TASK TO COMPLETE - Write out the single node OKD post word for word, everything from "All of them" down to "on my part).".

PROVIDED PASSAGE -
┄┄┄┄┄┄┄┄┄┄┄┄┄┄┄┄┄┄┄┄
Single Node OKD (OpenShift)

Everytime I get to use Red Hat’s Open Shift I think to myself: “I should use OpenShift more”. It is a really great tool not just for high availability clusters but for general software development also. Its Web interface is super intuitive and nice to use, and you can provision all sorts of stuff in minutes. And everything is open source. Its really great.

So naturally I decided to run it locally, especially after the news that starting from version 4.8 you can use it on single node architecture also. I decided to run it virtualized in libvirt so I can destroy it if I no longer needed. Hooray!

Sadly my “Hooray” was short lived, since the installation proved difficult for me.

The official guide calls for either using the Assisted installer which is only available for OpenShift, not for OKD or using the manual way which is not that difficult, but I just couldn’t get it to work. The ignition process would start and hang with one of the issues I will mention below.

I searched and found several guides on how others have set up their small virtual “clusters”:

https://itnext.io/okd-4-5-single-node-cluster-on-windows-10-using-hyper-v-3ffb7b369245

https://cgruver.github.io/okd4-single-node-cluster/

https://blog.maumene.org/2020/11/18/OKD-or-OpenShit-in-one-box.html

All of them had very useful tips and general information to learn about OpenShift/OKD but I couldn’t get any of them to work properly. I ran into a number of issues with: etcd not working (etcdctl failed: retrying in 5 seconds), bootstrap machine not having enough storage (https://github.com/openshift/okd/issues/649), iptables SELinux trouble (https://bugzilla.redhat.com/show_bug.cgi?id=2008097) and others. Also some of the guides called for outdated OKD version use which meant that the container images were no longer available. The closest guide I got to be almost working is the last one (from the maumene blog). There, everything worked apart from the console operator (which may have been an error on my part).
┄┄┄┄┄┄┄┄┄┄┄┄┄┄┄┄┄┄┄┄
Source data:
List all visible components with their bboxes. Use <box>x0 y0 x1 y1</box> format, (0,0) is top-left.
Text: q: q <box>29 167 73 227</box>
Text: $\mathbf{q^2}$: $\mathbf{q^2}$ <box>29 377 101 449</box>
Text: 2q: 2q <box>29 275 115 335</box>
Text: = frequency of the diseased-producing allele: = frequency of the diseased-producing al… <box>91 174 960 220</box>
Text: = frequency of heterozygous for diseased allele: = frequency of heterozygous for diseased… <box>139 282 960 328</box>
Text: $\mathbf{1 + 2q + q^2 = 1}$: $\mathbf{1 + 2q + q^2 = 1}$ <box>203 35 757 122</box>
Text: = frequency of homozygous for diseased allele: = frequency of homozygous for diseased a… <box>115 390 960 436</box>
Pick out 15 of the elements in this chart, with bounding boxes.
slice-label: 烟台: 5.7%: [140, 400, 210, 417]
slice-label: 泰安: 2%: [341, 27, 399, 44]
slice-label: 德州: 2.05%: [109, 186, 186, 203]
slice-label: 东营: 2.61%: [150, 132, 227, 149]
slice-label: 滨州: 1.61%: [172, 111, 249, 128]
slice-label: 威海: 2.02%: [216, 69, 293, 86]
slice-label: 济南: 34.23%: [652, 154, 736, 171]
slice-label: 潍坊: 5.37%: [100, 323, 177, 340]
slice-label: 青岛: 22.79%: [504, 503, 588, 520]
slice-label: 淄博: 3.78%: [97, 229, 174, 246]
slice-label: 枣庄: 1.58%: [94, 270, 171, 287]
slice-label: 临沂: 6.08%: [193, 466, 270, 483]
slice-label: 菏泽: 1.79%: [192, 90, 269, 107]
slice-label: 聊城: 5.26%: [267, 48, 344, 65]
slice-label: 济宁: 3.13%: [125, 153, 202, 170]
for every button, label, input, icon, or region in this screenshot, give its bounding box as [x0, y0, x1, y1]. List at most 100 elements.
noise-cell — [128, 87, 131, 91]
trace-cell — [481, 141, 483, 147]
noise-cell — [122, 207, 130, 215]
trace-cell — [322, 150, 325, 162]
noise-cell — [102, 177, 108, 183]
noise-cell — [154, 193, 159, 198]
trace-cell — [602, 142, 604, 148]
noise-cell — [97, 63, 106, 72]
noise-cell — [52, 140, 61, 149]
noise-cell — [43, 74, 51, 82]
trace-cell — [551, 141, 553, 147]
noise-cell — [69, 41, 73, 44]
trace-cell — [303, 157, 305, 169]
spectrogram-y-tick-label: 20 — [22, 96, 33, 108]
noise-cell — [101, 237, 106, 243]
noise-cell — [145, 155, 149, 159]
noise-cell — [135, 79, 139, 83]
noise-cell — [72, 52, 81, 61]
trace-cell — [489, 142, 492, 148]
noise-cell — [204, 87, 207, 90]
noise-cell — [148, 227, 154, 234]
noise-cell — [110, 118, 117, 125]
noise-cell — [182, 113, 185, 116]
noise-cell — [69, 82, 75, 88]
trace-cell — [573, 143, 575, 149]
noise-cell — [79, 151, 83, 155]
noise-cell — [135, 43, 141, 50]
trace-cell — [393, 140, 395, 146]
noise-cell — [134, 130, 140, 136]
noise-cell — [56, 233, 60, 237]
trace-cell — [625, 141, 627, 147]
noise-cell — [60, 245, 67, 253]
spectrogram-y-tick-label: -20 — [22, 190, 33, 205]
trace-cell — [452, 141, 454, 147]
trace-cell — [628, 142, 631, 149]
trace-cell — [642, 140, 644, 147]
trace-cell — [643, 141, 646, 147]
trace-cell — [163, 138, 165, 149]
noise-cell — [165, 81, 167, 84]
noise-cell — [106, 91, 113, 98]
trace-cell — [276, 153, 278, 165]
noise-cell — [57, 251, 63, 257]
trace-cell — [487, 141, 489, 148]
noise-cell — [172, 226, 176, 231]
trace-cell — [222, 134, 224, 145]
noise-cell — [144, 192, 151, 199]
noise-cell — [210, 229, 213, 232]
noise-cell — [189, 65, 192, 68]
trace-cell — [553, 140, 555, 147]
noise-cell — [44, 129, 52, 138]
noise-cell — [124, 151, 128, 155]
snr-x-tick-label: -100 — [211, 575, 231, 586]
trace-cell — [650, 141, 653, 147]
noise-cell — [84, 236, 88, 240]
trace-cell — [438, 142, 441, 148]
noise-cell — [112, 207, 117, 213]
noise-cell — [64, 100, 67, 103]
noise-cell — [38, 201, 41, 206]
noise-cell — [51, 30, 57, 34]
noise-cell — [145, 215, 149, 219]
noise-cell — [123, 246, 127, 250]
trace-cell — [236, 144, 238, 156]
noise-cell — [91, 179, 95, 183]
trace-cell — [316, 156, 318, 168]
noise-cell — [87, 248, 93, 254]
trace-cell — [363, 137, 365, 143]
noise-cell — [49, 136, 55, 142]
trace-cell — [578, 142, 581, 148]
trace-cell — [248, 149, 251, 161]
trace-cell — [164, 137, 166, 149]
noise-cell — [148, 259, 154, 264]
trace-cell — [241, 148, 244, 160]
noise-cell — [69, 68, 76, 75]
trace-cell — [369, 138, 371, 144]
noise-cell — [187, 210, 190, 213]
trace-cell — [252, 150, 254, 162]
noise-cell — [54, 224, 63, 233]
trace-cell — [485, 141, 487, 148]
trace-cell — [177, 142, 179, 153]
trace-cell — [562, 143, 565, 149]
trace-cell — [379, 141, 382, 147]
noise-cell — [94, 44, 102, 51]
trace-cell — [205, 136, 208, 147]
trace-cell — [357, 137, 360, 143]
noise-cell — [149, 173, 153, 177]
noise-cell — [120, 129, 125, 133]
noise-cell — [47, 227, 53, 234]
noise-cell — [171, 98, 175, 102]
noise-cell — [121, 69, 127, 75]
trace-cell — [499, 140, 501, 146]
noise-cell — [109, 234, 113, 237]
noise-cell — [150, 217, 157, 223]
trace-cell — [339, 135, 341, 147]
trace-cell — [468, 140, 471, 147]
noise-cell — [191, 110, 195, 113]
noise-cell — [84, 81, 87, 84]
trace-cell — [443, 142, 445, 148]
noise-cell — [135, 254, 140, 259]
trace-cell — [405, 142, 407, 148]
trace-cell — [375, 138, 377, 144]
┄┄┄┄┄┄┄┄┄┄┄┄┄┄┄┄┄┄┄┄
WRITTEN REPLY -
All of them had very useful tips and general information to learn about OpenShift/OKD but I couldn’t get any of them to work properly. I ran into a number of issues with: etcd not working (etcdctl failed: retrying in 5 seconds), bootstrap machine not having enough storage (https://github.com/openshift/okd/issues/649), iptables SELinux trouble (https://bugzilla.redhat.com/show_bug.cgi?id=2008097) and others. Also some of the guides called for outdated OKD version use which meant that the container images were no longer available. The closest guide I got to be almost working is the last one (from the maumene blog). There, everything worked apart from the console operator (which may have been an error on my part).